** TASK STATEMENT **
Return all lines with the word "from" in them.

------------------------

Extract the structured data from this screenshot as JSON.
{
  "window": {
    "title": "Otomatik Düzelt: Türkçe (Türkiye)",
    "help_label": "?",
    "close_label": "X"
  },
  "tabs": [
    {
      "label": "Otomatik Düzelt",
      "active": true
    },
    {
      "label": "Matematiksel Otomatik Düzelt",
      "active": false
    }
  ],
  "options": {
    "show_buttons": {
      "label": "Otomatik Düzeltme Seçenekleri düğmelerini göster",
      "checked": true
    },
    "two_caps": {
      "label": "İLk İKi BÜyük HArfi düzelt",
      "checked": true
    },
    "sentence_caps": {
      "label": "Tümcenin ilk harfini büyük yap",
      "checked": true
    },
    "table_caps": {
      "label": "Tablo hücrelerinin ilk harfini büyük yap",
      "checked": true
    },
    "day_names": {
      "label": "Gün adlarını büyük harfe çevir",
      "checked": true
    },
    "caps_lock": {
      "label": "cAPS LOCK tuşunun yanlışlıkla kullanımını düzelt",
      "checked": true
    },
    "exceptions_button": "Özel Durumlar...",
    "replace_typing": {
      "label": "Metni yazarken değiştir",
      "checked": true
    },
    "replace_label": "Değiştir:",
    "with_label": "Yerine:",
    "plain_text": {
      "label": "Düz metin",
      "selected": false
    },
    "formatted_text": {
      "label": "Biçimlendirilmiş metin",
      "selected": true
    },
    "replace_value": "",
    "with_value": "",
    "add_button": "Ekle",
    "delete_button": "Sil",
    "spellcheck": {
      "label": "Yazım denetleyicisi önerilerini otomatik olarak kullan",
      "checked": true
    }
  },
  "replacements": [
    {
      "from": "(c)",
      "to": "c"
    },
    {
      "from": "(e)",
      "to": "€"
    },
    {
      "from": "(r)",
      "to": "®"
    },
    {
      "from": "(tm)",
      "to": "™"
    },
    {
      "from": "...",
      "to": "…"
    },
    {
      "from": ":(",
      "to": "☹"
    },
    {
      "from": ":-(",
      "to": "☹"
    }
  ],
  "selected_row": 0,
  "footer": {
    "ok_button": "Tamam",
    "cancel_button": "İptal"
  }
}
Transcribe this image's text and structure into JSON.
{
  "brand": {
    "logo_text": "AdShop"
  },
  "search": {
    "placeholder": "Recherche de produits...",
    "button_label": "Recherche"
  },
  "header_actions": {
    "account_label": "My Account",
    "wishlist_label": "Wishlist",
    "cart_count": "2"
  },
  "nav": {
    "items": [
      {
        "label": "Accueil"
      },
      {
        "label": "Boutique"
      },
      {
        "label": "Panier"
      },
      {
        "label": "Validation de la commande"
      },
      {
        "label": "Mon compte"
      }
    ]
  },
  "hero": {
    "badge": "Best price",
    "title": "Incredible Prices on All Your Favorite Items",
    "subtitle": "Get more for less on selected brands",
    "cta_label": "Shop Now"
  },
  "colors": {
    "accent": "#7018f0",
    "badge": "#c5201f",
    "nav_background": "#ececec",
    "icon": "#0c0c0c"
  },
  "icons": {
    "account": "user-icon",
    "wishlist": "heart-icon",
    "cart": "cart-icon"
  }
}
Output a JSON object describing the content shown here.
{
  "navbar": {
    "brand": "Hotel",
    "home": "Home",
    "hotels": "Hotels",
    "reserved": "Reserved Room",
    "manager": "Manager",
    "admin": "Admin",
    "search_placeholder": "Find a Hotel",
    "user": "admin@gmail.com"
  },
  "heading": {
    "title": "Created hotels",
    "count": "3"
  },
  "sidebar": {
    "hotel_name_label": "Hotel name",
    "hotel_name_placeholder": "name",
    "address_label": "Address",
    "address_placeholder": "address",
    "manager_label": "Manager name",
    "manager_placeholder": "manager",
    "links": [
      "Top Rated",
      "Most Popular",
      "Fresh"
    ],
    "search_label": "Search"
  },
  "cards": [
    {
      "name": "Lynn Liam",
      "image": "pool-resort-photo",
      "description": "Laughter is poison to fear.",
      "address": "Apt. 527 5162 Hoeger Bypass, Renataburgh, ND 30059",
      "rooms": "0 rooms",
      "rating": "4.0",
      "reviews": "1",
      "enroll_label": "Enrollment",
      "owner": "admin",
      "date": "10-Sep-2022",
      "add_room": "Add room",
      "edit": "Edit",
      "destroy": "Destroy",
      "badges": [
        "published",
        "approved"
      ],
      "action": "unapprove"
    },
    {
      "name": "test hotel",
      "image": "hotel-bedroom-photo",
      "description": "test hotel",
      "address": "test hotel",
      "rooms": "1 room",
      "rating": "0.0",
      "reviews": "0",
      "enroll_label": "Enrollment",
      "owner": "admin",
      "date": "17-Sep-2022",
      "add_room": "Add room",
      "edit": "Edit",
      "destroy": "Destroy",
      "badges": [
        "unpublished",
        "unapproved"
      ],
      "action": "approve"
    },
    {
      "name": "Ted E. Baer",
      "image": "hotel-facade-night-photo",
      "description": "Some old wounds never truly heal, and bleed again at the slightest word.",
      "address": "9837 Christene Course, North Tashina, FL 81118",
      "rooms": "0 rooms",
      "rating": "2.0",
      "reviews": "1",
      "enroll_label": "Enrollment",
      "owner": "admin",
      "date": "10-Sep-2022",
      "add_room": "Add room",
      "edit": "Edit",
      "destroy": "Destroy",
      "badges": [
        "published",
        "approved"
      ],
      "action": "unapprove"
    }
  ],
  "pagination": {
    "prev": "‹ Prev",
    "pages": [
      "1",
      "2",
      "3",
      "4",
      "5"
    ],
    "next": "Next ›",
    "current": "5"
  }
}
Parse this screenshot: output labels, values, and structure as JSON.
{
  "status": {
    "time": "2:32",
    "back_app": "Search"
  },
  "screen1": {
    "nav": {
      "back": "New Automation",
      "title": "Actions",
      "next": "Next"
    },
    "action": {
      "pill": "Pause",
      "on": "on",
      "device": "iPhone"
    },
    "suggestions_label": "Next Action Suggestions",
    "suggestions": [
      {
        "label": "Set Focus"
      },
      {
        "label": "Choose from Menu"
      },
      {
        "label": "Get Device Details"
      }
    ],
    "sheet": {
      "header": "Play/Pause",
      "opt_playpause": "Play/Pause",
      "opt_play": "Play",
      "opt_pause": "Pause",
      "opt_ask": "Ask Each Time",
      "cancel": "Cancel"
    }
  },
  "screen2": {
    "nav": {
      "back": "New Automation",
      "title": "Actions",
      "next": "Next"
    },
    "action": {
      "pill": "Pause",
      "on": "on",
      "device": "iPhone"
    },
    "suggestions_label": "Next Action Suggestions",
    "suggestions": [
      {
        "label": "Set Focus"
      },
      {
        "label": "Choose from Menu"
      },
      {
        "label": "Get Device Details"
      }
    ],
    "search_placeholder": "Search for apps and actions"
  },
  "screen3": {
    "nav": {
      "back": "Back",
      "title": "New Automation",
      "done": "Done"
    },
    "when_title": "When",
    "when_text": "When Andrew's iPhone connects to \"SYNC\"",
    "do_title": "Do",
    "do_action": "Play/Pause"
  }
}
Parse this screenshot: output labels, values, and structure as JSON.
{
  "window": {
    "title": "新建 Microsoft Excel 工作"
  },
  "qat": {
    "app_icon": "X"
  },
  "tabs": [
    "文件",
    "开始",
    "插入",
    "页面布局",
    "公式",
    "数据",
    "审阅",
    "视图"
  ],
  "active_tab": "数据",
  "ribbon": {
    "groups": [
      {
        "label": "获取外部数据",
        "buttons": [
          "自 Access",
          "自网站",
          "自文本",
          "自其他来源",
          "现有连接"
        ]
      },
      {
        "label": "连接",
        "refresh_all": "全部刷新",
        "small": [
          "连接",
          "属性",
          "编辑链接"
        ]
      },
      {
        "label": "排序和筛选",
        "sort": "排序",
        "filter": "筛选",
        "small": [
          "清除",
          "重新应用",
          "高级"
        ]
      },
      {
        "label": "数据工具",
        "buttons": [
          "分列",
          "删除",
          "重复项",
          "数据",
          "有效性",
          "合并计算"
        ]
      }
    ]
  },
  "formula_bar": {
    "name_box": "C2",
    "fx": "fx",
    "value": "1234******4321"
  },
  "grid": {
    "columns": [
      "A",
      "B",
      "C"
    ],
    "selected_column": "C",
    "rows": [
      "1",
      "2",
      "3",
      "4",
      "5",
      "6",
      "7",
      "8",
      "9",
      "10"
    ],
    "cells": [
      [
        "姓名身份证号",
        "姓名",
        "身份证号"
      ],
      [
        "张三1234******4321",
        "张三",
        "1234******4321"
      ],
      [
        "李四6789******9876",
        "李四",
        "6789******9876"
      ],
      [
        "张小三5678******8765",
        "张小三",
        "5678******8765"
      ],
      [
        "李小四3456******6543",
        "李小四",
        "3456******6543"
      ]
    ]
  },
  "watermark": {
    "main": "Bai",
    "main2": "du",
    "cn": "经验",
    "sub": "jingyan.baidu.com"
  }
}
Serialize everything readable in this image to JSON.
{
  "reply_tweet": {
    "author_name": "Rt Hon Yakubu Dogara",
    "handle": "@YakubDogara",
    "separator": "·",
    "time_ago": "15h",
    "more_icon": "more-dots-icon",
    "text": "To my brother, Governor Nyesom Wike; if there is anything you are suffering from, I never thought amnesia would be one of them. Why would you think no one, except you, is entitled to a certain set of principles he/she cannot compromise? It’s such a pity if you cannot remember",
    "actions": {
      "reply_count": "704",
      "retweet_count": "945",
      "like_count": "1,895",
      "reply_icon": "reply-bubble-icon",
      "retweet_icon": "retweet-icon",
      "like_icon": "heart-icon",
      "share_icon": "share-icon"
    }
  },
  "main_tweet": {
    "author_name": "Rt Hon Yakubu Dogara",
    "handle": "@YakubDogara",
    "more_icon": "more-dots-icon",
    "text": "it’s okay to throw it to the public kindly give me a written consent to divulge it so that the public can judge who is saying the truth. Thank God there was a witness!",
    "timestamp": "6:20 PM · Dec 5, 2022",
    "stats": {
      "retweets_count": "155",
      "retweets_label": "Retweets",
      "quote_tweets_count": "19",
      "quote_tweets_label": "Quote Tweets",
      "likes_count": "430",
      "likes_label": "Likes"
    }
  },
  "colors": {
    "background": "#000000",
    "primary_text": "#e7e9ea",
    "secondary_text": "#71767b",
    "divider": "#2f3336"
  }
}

------------------------

** TASK SOLUTION **
Extract the structured data from this screenshot as JSON.
      "from": "(c)",
      "from": "(e)",
      "from": "(r)",
      "from": "(tm)",
      "from": "...",
      "from": ":(",
      "from": ":-(",
        "label": "Choose from Menu"
        "label": "Choose from Menu"
    "text": "To my brother, Governor Nyesom Wike; if there is anything you are suffering from, I never thought amnesia would be one of them. Why would you think no one, except you, is entitled to a certain set of principles he/she cannot compromise? It’s such a pity if you cannot remember",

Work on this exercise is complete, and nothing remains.